== INSTRUCTION ==
Pick every line from the data that holds the word "Global".

==== EXTRACTED ENTRIES

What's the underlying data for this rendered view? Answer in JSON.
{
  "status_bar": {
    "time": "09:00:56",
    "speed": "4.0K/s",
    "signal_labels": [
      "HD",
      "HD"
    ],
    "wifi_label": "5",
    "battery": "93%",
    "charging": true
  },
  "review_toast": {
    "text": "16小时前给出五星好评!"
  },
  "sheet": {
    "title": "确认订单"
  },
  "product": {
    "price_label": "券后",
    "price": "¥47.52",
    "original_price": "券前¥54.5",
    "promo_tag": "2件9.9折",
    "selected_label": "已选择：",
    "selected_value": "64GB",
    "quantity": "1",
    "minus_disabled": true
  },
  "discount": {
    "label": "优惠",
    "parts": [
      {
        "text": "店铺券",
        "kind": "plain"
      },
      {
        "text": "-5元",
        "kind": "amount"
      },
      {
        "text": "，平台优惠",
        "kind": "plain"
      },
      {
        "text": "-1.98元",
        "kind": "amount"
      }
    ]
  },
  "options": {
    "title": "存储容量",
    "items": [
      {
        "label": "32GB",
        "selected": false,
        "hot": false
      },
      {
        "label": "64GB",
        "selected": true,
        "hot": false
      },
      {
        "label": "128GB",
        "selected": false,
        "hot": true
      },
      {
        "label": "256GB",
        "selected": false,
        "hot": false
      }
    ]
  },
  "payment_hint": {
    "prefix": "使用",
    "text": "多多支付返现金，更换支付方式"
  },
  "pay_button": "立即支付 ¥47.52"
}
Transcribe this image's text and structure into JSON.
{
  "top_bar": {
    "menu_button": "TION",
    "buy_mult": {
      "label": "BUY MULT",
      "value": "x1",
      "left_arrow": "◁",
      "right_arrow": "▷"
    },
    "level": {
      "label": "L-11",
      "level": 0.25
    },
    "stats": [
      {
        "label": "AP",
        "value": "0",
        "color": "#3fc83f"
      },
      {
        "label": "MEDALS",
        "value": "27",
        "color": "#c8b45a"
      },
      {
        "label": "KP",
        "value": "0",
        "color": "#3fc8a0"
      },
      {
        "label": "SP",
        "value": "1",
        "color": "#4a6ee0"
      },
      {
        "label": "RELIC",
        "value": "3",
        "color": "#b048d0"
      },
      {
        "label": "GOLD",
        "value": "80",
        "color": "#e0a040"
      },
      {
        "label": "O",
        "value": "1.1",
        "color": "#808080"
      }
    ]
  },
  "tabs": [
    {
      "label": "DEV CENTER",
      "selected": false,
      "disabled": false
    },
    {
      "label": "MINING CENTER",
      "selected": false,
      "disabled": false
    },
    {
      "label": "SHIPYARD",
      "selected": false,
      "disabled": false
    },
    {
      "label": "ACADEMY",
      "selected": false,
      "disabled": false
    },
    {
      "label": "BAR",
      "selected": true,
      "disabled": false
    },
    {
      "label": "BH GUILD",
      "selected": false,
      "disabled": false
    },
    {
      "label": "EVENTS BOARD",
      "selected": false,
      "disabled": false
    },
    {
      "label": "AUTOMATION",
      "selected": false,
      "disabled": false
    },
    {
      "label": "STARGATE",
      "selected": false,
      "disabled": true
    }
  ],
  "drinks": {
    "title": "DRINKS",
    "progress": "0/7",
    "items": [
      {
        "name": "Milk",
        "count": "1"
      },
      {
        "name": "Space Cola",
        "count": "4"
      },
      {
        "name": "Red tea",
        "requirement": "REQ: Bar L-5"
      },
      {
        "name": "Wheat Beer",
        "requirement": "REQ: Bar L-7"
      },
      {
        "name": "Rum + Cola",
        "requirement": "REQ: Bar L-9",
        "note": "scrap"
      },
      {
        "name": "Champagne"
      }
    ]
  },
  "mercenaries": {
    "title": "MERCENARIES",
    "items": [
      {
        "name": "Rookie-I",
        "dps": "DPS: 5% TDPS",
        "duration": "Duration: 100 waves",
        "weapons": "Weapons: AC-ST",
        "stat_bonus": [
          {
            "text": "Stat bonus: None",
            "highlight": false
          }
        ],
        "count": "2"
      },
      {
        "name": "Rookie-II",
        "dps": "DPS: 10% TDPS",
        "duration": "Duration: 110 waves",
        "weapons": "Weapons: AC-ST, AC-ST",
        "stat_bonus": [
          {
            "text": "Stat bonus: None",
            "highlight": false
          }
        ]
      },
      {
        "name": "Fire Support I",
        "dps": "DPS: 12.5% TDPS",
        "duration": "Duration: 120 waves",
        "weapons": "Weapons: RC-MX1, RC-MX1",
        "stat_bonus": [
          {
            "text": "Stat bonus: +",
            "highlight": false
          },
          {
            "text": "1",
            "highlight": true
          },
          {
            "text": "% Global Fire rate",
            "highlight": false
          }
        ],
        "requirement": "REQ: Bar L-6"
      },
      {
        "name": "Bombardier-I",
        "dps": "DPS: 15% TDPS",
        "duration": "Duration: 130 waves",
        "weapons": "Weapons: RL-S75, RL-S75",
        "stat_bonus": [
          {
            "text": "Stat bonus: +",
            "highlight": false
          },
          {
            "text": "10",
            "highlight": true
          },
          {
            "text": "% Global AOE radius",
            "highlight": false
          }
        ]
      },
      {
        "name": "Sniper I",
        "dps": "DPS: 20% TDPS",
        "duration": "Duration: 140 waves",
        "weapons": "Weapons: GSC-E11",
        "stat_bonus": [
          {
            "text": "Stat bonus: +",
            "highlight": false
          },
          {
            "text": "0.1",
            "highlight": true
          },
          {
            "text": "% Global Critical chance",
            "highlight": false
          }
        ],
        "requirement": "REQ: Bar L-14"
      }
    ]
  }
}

========

== SOLUTION TO THE EXERCISE ==
            "text": "% Global Fire rate",
            "text": "% Global AOE radius",
            "text": "% Global Critical chance",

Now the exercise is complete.